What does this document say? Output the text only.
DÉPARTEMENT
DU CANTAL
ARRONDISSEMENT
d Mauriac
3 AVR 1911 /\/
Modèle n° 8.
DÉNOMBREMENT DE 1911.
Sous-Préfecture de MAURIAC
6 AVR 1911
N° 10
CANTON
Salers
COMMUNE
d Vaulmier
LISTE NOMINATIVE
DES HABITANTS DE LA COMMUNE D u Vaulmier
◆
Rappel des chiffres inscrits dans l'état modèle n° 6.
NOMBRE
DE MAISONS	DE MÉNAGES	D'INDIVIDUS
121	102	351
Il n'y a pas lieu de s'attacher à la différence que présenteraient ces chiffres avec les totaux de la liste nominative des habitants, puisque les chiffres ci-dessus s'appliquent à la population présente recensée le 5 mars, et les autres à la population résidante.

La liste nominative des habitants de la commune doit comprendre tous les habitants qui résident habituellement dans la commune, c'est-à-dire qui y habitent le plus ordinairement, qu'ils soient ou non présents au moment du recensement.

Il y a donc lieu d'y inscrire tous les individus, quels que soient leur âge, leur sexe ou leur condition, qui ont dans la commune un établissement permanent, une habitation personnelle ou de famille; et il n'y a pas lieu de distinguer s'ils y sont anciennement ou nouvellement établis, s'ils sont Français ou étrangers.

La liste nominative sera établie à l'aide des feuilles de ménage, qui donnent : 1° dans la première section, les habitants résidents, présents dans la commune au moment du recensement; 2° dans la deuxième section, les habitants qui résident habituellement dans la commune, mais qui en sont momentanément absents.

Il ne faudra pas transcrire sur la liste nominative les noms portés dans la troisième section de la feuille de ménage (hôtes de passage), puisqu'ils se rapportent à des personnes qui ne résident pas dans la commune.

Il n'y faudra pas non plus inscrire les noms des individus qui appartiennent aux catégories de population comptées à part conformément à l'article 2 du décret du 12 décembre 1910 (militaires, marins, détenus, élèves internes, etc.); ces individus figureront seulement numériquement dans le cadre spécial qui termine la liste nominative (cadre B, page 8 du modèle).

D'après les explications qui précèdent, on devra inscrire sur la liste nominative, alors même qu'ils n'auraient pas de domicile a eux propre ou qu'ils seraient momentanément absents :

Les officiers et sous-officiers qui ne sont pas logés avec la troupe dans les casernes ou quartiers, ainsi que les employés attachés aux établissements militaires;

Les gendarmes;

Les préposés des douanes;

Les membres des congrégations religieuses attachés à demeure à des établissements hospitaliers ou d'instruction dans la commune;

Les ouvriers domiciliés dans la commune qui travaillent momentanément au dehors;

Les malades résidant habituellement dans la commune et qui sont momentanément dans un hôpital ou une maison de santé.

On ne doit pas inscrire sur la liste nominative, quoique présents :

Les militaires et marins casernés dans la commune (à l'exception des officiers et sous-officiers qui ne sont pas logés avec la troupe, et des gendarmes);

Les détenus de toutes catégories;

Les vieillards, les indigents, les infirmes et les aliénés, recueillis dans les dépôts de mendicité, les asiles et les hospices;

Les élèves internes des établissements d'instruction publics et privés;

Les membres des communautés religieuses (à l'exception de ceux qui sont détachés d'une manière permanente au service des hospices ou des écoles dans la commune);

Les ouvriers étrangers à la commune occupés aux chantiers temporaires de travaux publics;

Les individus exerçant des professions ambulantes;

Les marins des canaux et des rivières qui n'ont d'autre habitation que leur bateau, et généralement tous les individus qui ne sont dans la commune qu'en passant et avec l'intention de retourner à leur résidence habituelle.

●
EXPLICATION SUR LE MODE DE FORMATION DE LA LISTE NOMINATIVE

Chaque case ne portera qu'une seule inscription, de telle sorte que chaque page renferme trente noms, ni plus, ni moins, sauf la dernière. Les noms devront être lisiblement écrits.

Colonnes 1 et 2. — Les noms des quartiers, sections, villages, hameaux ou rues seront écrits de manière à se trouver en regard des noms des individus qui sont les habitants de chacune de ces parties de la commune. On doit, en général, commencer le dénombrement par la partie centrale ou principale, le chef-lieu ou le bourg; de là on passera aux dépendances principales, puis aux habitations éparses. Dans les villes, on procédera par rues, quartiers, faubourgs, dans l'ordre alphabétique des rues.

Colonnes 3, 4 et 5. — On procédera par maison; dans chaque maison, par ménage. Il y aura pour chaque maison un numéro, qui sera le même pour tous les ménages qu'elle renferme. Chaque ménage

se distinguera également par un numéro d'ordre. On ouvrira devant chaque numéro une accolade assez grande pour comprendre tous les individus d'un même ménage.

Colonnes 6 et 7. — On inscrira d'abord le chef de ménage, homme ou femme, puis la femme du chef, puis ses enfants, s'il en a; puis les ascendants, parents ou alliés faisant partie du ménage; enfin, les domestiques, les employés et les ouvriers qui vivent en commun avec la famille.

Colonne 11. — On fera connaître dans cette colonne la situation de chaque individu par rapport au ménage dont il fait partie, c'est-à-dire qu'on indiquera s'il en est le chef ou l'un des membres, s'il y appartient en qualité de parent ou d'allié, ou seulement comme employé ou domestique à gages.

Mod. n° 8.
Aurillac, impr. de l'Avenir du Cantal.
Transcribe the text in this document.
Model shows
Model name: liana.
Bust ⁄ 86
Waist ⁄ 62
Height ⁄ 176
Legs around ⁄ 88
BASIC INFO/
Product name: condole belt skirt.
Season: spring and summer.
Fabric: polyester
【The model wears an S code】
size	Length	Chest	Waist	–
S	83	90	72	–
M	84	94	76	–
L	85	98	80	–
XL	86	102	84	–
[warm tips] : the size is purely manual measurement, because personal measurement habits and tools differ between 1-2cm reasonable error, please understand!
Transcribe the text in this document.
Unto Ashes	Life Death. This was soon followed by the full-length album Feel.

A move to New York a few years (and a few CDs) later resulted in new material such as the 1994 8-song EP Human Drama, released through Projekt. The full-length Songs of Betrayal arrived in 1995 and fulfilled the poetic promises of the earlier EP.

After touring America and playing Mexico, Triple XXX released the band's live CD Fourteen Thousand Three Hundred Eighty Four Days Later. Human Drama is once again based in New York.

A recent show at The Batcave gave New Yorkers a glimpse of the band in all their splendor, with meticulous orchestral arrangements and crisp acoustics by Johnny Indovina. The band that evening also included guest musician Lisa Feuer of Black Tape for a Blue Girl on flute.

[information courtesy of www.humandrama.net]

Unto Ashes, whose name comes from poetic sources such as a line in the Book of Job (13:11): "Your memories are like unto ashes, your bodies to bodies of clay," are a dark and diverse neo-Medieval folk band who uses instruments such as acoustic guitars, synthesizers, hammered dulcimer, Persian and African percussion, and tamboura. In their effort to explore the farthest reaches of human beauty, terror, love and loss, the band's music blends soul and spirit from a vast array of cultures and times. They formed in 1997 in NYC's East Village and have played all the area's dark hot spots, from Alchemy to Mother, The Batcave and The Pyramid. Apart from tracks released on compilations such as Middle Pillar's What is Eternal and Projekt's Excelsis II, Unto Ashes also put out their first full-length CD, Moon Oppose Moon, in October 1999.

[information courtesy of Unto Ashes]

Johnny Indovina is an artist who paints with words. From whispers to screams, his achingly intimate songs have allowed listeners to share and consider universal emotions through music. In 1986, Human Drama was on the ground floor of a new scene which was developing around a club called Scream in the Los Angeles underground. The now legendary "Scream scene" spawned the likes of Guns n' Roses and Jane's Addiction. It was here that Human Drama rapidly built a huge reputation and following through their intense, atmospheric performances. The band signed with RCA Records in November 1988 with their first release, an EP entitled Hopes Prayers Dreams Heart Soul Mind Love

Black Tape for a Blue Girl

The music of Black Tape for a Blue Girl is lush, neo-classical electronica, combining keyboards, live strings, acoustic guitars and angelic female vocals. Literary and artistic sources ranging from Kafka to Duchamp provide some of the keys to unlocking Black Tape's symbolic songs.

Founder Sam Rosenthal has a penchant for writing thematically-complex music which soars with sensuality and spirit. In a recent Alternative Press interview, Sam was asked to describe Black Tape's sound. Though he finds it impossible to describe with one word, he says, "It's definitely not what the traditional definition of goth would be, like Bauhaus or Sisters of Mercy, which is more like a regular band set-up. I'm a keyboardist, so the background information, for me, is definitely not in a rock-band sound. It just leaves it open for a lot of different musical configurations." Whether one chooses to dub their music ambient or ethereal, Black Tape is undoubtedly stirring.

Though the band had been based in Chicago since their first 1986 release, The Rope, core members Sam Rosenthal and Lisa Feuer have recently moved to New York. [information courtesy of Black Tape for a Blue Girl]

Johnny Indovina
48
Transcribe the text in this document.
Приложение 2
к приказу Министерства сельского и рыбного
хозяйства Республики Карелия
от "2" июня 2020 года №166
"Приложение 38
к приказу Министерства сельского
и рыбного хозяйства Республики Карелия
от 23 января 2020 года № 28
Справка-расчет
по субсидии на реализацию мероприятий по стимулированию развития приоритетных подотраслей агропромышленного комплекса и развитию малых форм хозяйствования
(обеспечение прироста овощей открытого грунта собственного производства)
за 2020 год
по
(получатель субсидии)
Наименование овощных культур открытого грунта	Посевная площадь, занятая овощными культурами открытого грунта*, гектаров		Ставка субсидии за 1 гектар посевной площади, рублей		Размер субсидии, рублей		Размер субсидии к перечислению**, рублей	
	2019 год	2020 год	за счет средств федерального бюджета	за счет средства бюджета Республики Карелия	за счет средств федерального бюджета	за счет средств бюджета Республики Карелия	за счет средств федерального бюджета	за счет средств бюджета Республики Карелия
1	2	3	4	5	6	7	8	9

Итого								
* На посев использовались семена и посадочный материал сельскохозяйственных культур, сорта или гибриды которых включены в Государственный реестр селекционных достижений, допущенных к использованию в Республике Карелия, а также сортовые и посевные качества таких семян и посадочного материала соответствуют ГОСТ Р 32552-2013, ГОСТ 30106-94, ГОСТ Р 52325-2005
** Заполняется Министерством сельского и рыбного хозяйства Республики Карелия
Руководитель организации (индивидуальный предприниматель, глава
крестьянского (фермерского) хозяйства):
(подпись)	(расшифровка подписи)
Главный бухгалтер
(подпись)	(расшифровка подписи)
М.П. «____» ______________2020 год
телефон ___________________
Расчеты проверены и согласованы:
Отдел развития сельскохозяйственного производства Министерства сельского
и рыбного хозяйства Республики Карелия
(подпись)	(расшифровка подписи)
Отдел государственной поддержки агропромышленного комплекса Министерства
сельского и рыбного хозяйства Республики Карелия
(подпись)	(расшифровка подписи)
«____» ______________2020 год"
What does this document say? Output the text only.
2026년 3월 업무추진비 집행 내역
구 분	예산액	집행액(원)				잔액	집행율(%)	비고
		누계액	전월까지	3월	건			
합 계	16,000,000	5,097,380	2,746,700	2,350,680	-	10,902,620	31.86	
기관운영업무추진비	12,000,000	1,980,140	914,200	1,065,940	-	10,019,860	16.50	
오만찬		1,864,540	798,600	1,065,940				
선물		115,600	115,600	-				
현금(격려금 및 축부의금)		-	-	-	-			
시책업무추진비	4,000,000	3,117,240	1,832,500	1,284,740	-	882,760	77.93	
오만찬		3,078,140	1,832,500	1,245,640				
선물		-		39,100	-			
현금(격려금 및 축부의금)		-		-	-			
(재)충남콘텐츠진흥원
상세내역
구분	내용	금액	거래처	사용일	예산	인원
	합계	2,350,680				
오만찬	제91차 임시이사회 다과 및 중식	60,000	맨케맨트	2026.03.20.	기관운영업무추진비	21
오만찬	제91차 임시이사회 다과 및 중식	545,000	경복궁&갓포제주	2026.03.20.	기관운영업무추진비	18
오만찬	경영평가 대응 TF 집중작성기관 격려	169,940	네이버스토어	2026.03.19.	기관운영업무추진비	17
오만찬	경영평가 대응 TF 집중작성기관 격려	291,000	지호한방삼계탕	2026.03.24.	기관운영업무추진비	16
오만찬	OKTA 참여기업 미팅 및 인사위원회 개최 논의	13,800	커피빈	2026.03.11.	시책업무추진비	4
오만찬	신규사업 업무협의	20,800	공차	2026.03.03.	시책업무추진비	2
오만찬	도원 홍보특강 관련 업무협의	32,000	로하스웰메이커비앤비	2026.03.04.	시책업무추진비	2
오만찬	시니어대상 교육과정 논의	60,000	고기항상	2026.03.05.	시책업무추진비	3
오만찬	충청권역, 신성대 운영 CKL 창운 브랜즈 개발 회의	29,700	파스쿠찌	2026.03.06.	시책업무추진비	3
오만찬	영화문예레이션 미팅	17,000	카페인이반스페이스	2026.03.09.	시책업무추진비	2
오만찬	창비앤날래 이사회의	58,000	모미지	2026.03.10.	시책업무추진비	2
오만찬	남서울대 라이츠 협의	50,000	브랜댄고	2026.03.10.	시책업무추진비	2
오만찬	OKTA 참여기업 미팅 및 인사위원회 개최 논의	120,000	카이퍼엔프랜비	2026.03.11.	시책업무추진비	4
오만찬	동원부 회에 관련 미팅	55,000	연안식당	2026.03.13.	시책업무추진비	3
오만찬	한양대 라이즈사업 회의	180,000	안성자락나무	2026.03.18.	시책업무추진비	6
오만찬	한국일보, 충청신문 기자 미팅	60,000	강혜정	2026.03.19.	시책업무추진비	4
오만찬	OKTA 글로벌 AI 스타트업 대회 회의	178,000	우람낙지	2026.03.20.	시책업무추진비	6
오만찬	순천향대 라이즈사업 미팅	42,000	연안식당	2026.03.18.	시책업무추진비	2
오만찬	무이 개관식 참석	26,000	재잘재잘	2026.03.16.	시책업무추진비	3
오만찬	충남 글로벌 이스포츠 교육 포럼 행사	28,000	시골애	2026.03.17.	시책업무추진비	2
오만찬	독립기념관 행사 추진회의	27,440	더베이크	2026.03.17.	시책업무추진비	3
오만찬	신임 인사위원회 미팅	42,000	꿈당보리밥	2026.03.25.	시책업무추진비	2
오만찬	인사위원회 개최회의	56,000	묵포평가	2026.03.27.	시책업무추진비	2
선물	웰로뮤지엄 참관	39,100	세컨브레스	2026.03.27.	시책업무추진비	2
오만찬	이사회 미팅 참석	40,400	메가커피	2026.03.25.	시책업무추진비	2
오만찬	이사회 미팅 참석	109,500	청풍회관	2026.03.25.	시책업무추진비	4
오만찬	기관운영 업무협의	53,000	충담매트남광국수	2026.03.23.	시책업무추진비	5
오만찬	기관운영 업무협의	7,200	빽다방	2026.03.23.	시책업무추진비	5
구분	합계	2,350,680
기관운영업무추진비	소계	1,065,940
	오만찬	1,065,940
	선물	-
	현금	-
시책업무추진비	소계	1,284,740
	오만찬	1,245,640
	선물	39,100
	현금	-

= = = = =

* To do: Return every line holding the word "membres" from the records.

* Correct result:
Les membres des congrégations religieuses attachés à demeure à des établissements hospitaliers ou d'instruction dans la commune;
Les membres des communautés religieuses (à l'exception de ceux qui sont détachés d'une manière permanente au service des hospices ou des écoles dans la commune);
Colonne 11. — On fera connaître dans cette colonne la situation de chaque individu par rapport au ménage dont il fait partie, c'est-à-dire qu'on indiquera s'il en est le chef ou l'un des membres, s'il y appartient en qualité de parent ou d'allié, ou seulement comme employé ou domestique à gages.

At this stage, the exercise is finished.